### To do
Find all lines in the records that include the word "пересечения", and copy them out.

### Supplied records
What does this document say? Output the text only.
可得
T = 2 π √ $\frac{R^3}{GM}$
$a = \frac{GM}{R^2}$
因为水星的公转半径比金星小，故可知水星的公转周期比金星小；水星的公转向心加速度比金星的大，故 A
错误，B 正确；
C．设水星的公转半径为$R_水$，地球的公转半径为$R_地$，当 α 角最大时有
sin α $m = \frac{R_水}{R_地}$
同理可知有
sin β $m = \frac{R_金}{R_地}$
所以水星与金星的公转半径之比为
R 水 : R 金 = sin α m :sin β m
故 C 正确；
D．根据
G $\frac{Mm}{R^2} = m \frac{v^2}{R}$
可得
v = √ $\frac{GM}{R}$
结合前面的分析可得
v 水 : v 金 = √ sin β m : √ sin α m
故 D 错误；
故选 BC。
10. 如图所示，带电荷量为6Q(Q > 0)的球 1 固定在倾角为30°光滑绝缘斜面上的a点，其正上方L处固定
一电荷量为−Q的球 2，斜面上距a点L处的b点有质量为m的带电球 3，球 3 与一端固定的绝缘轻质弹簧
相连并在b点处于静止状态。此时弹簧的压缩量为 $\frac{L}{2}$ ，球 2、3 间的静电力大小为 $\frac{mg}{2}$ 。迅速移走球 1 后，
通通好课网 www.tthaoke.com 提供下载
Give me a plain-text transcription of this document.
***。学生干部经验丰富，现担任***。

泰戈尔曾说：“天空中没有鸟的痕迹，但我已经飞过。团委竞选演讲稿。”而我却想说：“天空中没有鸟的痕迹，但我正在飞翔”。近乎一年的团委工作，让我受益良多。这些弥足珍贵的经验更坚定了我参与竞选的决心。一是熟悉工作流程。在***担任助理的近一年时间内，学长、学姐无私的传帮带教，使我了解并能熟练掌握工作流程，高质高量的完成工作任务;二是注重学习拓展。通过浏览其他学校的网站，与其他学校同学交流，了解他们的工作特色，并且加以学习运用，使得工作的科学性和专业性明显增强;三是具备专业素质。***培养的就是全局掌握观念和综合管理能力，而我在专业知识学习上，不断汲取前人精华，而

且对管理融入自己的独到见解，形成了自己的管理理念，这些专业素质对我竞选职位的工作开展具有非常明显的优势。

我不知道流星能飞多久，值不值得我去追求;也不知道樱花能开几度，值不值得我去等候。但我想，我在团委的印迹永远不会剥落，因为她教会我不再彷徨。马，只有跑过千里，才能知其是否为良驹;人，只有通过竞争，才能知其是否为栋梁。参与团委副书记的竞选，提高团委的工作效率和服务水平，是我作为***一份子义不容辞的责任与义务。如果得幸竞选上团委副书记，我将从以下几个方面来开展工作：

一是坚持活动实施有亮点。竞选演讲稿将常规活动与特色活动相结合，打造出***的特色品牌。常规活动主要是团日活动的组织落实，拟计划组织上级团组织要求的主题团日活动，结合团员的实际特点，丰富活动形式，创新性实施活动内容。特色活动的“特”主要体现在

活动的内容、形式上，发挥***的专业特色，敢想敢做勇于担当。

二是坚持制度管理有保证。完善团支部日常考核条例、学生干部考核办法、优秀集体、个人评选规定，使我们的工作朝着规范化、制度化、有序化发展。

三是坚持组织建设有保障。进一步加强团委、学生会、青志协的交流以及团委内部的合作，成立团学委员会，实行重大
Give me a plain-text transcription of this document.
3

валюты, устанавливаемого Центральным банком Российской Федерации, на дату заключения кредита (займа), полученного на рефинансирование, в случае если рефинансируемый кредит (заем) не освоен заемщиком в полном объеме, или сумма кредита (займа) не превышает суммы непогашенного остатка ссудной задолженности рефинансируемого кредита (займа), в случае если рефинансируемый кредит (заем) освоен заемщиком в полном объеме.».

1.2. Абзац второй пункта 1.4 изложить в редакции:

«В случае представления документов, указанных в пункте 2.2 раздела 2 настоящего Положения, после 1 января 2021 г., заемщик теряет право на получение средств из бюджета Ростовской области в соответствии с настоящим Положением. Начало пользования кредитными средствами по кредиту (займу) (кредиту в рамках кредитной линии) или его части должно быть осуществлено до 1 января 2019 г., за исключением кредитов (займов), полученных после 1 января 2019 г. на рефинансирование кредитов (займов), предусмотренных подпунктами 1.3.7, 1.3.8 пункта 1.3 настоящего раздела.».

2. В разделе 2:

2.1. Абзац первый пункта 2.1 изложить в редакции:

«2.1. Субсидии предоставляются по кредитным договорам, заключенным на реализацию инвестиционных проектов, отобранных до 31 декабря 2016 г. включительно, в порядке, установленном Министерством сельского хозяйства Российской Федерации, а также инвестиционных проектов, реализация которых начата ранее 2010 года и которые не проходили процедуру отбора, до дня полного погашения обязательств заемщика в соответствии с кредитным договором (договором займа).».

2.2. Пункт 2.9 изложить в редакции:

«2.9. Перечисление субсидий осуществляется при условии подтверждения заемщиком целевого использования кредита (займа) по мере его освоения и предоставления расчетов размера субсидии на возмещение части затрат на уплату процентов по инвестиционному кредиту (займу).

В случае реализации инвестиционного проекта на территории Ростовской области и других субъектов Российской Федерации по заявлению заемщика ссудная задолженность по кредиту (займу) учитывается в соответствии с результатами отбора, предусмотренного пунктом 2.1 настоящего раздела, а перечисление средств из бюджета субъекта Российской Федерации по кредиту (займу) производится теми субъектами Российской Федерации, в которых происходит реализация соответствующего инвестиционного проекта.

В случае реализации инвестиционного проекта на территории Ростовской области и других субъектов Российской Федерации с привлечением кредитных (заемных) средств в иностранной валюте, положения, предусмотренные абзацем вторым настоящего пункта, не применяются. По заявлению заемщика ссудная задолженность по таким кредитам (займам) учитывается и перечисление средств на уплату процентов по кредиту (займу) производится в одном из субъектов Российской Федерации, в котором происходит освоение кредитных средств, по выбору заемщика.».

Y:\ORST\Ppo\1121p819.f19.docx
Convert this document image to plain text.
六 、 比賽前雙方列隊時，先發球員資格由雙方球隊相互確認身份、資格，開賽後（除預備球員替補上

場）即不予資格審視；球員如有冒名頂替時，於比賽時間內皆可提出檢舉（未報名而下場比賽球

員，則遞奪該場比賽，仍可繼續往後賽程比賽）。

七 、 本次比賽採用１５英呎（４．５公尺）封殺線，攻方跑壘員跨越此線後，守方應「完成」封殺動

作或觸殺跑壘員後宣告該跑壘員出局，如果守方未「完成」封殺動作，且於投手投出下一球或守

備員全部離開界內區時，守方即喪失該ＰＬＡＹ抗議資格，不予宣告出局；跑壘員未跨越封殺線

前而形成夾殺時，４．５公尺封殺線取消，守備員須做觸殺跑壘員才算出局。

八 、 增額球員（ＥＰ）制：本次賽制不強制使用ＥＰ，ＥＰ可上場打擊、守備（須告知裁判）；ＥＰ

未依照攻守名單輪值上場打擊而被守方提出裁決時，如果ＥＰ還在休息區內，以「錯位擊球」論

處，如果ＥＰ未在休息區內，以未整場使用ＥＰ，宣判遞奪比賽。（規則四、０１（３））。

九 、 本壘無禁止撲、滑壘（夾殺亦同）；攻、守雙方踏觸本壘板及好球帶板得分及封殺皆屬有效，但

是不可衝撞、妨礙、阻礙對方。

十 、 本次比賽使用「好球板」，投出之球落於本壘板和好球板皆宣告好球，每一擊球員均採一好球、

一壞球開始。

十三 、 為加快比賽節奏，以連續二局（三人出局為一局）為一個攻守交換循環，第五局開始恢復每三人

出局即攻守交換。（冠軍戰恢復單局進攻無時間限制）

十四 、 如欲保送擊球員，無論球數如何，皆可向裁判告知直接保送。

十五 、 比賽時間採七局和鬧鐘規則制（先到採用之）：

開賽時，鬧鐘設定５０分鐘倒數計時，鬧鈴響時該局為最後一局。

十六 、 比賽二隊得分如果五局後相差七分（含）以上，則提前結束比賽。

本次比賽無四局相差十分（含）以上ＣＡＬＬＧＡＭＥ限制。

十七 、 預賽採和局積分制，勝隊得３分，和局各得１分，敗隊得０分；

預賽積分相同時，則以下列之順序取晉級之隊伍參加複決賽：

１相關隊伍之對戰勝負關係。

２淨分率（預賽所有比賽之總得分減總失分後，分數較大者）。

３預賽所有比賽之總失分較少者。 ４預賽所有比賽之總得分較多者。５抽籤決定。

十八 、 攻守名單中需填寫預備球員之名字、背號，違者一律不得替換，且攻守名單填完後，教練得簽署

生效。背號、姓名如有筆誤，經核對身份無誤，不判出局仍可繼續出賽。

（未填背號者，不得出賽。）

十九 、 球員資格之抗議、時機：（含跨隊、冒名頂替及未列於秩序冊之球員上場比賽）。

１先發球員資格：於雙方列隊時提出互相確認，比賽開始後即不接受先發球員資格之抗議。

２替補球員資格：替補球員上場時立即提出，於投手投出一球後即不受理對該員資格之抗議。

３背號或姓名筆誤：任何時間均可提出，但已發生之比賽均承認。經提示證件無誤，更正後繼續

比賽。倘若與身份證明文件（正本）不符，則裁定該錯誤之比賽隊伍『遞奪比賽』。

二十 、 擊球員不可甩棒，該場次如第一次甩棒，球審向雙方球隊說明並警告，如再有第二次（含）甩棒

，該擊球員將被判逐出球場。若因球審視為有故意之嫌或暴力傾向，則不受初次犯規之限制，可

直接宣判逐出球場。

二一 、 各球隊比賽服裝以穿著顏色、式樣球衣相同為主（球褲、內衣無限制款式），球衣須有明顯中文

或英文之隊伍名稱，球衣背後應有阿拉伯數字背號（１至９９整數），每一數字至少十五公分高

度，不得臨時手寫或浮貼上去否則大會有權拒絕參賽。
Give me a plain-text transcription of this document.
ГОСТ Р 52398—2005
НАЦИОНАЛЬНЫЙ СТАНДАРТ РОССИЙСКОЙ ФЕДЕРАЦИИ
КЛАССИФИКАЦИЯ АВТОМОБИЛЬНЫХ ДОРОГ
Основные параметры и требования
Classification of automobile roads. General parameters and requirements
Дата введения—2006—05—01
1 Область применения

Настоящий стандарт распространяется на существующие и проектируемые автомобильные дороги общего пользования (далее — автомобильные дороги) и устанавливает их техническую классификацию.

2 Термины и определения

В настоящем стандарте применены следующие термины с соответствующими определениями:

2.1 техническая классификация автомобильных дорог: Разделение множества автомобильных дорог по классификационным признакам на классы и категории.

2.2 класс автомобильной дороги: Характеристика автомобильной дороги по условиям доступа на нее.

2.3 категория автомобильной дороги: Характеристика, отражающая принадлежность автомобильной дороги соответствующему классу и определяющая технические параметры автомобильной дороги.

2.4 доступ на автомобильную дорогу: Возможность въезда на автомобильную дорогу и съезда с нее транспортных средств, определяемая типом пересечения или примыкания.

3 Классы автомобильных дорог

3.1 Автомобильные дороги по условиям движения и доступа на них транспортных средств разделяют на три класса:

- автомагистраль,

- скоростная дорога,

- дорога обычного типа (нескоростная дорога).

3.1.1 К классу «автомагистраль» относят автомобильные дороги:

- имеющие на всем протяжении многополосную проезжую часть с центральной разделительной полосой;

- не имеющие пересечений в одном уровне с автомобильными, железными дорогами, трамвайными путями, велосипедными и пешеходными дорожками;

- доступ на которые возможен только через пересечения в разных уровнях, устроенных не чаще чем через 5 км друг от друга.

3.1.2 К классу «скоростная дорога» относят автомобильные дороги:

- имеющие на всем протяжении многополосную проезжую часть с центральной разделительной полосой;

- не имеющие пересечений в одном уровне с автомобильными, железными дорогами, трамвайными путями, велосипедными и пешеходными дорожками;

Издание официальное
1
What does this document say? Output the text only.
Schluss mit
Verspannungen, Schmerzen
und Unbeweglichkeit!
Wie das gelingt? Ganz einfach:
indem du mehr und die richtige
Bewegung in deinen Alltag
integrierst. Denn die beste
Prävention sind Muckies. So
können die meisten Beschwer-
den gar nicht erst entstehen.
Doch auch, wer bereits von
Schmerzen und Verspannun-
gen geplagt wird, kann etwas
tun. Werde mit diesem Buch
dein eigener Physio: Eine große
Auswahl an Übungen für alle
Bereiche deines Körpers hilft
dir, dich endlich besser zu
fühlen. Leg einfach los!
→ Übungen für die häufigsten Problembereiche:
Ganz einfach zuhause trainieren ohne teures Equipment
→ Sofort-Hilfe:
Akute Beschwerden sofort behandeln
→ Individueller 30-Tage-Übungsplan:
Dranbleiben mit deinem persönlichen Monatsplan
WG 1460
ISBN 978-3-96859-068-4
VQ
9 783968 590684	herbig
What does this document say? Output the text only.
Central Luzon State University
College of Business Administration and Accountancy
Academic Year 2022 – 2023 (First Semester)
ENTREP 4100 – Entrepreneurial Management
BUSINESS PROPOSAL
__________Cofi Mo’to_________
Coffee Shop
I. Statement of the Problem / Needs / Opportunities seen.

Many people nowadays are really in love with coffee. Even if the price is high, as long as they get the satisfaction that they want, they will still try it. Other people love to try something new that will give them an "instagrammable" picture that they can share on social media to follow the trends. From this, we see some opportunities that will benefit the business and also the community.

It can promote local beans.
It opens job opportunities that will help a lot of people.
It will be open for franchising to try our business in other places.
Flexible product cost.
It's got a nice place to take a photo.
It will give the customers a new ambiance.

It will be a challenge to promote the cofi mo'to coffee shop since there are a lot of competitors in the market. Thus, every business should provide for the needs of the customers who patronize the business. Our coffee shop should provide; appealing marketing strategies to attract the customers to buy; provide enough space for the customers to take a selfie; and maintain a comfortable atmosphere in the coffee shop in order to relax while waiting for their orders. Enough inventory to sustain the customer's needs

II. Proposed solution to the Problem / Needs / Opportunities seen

### Full solution
2.4 доступ на автомобильную дорогу: Возможность въезда на автомобильную дорогу и съезда с нее транспортных средств, определяемая типом пересечения или примыкания.
- доступ на которые возможен только через пересечения в разных уровнях, устроенных не чаще чем через 5 км друг от друга.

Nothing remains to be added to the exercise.